# [TUJUAN A]
Tuliskan ulang bagian teks tentang filsafat dan matematika dari "Segi persamaan lainnya" sampai "fisik yang ada." tanpa mengubah apa pun.

# [TEKS TERPILIH]
Segi persamaan lainnya ialah bahwa filsafat dan matematika begerak pada tingkat generalitas dan abstraksi yang tinggi. Kedua bidang pengetahuan itu membahas pelbagai ide yang sangat umum dan lazisimnya melampaui taraf kekonkritan yang satu demi satu. Misalnya filsafat tidak mempersoalkan kayu atau logam melainkan materi pada umumnya, tidak merenungkan perwujudan satu-satu dari masing-masing benda melainkan bentuk sebagai pengertian abstrak. Demikian pula matematik tidak membahas umpamanya 2 pohon atau 3 sapi ataupun bentuk bulat dari suatu roda kayu tertentu melainkan konsep bilangan pada umumnya dan bangun-bangun geometri seperti lingkaran atau segitiga yang terlepas dari penerapan dan perwujudannya pada benda-benda fisik yang ada.
Meskipun filsafat dan matematika mempuyai segi-segi persamaan, namun, segi-segi perbedaan juga cukup menonjal. Walaupun sama-sama merupakan pengetahuan rasional, filsafat dan matematika masing-masing mempergunakan metode rasional yang berbeda. Filsafat boleh dikatakan bebas menerapkan serangkaian metode rasional yang bermacam-macam, sedang matematika hanya bekerja dengan satu metode logis, yakni deduksi. Perbedaan metode itu tampaknya disebabkan karena perbedan ruang lingkup dari hal-hal yang dapat ditelaah masing-masing. Menurut filsuf Mortimer J.Adler filsafat bersangkut-paut dengan ‘pengalaman umum dari umat manusa (comon experience of mankind) dari umat manusa (comon experience of mankind).Jadi seseorang filsuf dapat merenungkan apa saja sepanjang hal itu merupakan bagian dari pengalaman manusia. Di pihak lain matematika mencurahkan perhatiannya hanya pada segi-segi tertentu dari pelbagai hal yang ada. Dalam sejarah matematika beberapa aspek tertentu dari kenyataan yang ditelaah para ahli matematika ialah besaran (quantiy) baik yang menyangkut bilangan maupun ruangan, hubungan (relation), pola (pattern), bentuk (form), dan rakitan (structure). Penelaahan terhadap obyek matematika itu berlangsung dengan metode deduktif dan kebenaran dari hasil penelaahannya harus senantiasa dapat ditunjukan dengan serangkaian langka pembuktian. Dalam filsafat proses pembuktian itu tidak mesti terjadi tetapi yang pasti ialah bahwa filsafat harus berlangsung dengan alasan-alasan yang diperoleh dari penalaran atau dikemukakan dalam perbincangan yang rasional. Misalnya saja kalau seseorang filsuf mengemukakan pendapat bahwa realitas pada dasarnya bercorak kerohanian, ia harus menyajikan uraian-uraian yang beralasan dan masuk akal untuk mendukung pendapatnya itu.

Serangkaian catatan:
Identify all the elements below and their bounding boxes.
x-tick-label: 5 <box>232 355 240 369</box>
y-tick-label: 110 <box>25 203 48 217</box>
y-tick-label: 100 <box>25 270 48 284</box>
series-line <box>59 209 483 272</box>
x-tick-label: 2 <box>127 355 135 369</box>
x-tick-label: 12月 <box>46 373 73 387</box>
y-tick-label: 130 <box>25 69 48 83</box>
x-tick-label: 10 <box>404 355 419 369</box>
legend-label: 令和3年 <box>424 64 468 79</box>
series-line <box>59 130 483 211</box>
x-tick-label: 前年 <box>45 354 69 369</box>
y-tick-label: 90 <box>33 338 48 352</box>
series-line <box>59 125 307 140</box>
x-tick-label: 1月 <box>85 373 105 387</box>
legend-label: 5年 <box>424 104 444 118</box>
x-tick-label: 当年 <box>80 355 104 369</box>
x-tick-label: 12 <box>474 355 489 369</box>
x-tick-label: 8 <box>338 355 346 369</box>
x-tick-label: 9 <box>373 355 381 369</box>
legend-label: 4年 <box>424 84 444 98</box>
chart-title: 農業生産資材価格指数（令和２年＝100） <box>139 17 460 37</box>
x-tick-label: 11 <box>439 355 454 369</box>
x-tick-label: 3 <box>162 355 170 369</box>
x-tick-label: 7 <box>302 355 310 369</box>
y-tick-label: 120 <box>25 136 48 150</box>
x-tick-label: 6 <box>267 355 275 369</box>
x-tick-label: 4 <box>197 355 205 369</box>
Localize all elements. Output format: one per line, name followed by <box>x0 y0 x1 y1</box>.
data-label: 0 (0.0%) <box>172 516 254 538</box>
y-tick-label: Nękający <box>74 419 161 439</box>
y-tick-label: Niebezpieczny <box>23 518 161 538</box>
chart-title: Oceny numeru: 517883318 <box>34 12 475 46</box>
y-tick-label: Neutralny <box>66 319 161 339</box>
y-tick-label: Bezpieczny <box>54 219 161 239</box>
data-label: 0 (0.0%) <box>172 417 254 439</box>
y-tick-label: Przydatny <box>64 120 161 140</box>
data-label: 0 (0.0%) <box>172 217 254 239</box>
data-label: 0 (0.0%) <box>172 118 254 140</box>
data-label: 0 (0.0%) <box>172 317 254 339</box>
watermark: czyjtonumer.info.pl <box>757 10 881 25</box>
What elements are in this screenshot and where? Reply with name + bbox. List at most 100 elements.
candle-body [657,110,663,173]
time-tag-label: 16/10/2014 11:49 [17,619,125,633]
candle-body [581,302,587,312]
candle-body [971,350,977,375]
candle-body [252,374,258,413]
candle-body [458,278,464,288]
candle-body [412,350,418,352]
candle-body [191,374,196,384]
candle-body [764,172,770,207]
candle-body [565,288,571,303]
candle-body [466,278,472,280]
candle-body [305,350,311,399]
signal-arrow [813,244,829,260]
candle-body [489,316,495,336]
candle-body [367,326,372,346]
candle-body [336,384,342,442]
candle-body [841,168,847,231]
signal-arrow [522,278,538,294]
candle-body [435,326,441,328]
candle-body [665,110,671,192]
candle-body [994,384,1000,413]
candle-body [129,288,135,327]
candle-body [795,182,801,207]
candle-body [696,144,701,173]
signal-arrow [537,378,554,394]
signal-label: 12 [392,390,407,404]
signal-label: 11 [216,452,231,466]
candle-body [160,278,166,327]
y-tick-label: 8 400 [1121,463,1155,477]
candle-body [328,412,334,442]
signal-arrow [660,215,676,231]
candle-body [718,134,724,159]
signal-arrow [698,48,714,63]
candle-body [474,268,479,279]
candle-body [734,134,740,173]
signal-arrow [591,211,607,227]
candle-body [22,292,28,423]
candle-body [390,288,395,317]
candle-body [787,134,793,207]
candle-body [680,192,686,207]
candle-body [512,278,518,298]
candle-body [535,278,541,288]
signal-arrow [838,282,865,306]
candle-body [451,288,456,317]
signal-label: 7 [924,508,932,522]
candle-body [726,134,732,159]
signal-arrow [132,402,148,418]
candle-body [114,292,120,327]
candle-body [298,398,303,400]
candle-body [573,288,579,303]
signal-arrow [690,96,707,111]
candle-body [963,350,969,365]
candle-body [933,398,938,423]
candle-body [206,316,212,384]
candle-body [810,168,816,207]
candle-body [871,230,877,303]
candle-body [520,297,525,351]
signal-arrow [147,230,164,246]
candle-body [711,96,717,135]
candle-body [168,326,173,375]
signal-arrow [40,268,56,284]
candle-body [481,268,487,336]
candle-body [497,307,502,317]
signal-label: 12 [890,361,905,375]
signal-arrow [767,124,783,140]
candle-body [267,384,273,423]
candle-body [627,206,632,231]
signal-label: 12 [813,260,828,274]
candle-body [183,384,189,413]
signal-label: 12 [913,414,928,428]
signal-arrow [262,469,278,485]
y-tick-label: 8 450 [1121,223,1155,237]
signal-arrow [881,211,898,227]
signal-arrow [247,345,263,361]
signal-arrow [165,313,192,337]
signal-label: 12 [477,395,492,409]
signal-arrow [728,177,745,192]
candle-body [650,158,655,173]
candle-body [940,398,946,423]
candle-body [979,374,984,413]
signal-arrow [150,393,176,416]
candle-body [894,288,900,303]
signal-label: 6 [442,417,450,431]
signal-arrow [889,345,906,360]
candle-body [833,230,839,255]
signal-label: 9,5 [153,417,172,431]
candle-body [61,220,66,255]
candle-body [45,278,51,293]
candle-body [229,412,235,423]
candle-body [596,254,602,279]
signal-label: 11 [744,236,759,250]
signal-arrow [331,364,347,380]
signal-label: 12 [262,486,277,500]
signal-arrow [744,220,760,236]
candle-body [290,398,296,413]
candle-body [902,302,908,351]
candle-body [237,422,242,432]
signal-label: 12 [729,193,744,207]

# [TUJUAN B]
Susun baris-baris catatan dari awal sampai baris yang memuat "x-tick-label: 10 <box>404 355 419 369</box>" sebagai tabel Markdown dengan kolom Nomor dan Baris, tanpa baris kosong.

# [JAWABAN A]
Segi persamaan lainnya ialah bahwa filsafat dan matematika begerak pada tingkat generalitas dan abstraksi yang tinggi. Kedua bidang pengetahuan itu membahas pelbagai ide yang sangat umum dan lazisimnya melampaui taraf kekonkritan yang satu demi satu. Misalnya filsafat tidak mempersoalkan kayu atau logam melainkan materi pada umumnya, tidak merenungkan perwujudan satu-satu dari masing-masing benda melainkan bentuk sebagai pengertian abstrak. Demikian pula matematik tidak membahas umpamanya 2 pohon atau 3 sapi ataupun bentuk bulat dari suatu roda kayu tertentu melainkan konsep bilangan pada umumnya dan bangun-bangun geometri seperti lingkaran atau segitiga yang terlepas dari penerapan dan perwujudannya pada benda-benda fisik yang ada.

# [JAWABAN B]
| Nomor | Baris |
|---|---|
| 1 | Identify all the elements below and their bounding boxes. |
| 2 | x-tick-label: 5 <box>232 355 240 369</box> |
| 3 | y-tick-label: 110 <box>25 203 48 217</box> |
| 4 | y-tick-label: 100 <box>25 270 48 284</box> |
| 5 | series-line <box>59 209 483 272</box> |
| 6 | x-tick-label: 2 <box>127 355 135 369</box> |
| 7 | x-tick-label: 12月 <box>46 373 73 387</box> |
| 8 | y-tick-label: 130 <box>25 69 48 83</box> |
| 9 | x-tick-label: 10 <box>404 355 419 369</box> |